- **Task goal**
Show every line in the entries below where the word "kind" appears.

- **Listing**
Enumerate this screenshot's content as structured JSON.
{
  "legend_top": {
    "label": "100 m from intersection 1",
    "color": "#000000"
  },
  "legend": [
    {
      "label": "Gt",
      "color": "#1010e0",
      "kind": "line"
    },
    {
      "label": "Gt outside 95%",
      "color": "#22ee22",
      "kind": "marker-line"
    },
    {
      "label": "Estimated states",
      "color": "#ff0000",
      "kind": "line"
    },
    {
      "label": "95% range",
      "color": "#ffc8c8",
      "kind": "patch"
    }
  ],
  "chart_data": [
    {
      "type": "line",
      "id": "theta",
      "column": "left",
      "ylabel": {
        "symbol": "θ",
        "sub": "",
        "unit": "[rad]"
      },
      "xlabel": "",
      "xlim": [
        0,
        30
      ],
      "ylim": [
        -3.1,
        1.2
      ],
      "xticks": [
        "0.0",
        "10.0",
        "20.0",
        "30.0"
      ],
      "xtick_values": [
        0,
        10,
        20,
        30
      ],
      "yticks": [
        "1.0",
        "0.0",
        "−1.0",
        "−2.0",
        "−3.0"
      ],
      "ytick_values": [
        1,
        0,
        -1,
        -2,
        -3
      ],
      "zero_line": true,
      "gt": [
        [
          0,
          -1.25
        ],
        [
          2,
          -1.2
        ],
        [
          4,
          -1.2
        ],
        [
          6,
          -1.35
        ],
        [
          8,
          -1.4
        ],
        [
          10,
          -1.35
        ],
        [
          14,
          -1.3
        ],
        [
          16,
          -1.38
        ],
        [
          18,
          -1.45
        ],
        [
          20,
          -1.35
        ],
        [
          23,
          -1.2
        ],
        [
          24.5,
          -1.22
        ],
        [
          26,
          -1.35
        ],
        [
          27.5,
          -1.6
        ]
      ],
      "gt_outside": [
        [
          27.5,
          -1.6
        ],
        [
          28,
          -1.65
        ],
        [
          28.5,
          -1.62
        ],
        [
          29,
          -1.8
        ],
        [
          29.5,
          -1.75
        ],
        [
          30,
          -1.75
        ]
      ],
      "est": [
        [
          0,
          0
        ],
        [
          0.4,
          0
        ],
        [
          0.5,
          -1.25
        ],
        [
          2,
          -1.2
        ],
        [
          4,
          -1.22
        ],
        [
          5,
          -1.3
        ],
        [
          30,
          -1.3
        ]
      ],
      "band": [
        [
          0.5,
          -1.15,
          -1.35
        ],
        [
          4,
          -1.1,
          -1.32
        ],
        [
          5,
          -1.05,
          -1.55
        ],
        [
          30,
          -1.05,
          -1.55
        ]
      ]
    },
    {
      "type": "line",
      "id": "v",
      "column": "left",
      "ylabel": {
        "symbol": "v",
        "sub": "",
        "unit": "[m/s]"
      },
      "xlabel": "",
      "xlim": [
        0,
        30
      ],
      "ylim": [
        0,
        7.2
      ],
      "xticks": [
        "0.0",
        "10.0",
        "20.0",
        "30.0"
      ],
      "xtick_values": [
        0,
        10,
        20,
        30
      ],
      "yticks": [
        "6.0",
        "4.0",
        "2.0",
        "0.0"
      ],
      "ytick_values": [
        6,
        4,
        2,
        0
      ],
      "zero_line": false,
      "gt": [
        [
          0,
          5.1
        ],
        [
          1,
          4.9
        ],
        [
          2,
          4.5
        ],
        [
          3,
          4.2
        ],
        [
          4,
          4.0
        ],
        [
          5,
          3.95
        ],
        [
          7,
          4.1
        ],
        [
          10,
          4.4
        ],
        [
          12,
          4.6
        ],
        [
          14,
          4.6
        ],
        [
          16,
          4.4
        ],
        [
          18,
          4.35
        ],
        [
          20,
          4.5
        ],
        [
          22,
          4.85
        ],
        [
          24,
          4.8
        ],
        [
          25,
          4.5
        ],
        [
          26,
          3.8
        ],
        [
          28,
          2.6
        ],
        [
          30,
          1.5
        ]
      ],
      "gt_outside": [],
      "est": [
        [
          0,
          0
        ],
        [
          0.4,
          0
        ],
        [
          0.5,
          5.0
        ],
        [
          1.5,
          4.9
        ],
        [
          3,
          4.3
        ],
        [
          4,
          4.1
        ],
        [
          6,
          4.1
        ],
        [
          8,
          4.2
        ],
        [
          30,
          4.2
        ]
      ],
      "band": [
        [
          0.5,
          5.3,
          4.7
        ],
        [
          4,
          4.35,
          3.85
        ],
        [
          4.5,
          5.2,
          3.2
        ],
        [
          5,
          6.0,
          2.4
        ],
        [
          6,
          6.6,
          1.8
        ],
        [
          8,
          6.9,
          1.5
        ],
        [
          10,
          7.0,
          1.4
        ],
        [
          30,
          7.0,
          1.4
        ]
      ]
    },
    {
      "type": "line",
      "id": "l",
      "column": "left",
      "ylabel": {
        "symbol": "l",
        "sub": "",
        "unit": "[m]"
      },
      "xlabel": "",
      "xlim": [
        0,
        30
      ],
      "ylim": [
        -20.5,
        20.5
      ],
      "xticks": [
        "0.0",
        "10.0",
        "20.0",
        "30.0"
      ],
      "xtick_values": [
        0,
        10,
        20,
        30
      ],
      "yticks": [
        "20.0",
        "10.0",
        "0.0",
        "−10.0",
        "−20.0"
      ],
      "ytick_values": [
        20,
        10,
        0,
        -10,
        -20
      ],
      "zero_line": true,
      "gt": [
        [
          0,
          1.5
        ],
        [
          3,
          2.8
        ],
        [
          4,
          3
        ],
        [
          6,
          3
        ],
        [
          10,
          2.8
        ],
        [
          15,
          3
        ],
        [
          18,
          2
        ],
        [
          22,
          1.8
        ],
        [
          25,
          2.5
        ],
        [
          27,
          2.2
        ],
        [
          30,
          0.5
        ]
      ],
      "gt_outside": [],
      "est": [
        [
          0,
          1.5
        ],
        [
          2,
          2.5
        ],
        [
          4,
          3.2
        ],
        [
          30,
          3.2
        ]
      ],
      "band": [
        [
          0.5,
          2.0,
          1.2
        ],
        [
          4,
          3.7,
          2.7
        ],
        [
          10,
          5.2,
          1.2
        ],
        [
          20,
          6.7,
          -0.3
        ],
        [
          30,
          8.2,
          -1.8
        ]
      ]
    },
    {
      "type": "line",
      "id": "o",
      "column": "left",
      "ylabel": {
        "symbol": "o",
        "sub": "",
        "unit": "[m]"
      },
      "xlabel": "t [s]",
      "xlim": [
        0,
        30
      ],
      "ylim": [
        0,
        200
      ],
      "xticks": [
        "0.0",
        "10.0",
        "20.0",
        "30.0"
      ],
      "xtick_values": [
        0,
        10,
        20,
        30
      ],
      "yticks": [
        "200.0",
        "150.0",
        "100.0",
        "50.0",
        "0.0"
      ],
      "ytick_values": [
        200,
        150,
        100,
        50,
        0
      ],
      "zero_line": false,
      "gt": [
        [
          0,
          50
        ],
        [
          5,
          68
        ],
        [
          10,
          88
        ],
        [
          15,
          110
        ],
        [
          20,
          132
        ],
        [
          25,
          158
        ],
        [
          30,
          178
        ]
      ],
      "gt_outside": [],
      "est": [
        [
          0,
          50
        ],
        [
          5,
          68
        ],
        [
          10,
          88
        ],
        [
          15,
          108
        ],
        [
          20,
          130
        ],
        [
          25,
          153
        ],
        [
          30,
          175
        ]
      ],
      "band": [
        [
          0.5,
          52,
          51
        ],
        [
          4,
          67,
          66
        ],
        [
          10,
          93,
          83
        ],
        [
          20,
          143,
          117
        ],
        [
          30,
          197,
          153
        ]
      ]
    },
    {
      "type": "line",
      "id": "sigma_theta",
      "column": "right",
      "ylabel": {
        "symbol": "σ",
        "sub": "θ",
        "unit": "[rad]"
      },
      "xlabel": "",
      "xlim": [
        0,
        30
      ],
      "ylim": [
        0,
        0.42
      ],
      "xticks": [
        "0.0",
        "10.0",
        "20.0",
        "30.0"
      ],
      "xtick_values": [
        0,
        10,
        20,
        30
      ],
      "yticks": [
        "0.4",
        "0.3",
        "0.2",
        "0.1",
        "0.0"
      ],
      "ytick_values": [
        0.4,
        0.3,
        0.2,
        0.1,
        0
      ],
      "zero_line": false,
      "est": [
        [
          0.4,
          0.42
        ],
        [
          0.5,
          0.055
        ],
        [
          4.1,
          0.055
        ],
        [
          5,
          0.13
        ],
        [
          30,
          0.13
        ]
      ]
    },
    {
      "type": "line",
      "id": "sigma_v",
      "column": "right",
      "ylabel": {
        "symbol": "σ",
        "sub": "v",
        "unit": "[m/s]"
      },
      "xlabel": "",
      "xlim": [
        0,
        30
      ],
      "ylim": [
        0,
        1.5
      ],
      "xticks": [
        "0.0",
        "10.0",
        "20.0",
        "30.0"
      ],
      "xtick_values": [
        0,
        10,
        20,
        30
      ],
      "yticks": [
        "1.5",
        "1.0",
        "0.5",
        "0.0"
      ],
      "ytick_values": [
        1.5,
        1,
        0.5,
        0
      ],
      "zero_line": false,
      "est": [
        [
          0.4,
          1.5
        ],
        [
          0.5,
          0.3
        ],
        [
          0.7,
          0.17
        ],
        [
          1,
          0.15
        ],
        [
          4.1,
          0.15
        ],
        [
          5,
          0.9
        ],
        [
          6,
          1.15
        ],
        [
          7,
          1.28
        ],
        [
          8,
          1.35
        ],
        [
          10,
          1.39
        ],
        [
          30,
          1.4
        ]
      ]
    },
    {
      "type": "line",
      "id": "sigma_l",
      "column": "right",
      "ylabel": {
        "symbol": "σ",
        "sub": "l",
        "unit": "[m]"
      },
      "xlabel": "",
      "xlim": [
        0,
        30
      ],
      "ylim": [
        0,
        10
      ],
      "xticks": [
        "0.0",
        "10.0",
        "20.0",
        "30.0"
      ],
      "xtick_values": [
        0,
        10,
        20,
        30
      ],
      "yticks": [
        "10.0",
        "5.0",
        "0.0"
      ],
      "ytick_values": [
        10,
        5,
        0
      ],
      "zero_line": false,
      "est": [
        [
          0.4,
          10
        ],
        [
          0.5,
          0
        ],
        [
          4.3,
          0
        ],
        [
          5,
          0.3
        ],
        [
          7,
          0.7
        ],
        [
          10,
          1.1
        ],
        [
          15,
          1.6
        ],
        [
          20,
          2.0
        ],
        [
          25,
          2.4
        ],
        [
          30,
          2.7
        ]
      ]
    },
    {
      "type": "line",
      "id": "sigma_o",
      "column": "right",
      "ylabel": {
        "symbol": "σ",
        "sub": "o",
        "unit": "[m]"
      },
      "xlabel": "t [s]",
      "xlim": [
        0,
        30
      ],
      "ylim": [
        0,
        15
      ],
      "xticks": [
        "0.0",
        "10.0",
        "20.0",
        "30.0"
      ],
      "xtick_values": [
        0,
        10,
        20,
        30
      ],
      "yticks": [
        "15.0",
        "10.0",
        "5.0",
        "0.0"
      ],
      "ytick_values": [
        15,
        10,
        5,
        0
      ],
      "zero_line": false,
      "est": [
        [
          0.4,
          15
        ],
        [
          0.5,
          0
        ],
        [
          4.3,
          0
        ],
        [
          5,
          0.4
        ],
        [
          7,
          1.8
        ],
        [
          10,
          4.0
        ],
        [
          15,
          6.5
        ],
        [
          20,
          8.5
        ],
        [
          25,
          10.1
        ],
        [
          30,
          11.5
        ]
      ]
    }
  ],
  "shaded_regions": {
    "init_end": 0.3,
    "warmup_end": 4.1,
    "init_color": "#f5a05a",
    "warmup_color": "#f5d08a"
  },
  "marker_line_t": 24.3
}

- **The answer**
      "kind": "line"
      "kind": "marker-line"
      "kind": "line"
      "kind": "patch"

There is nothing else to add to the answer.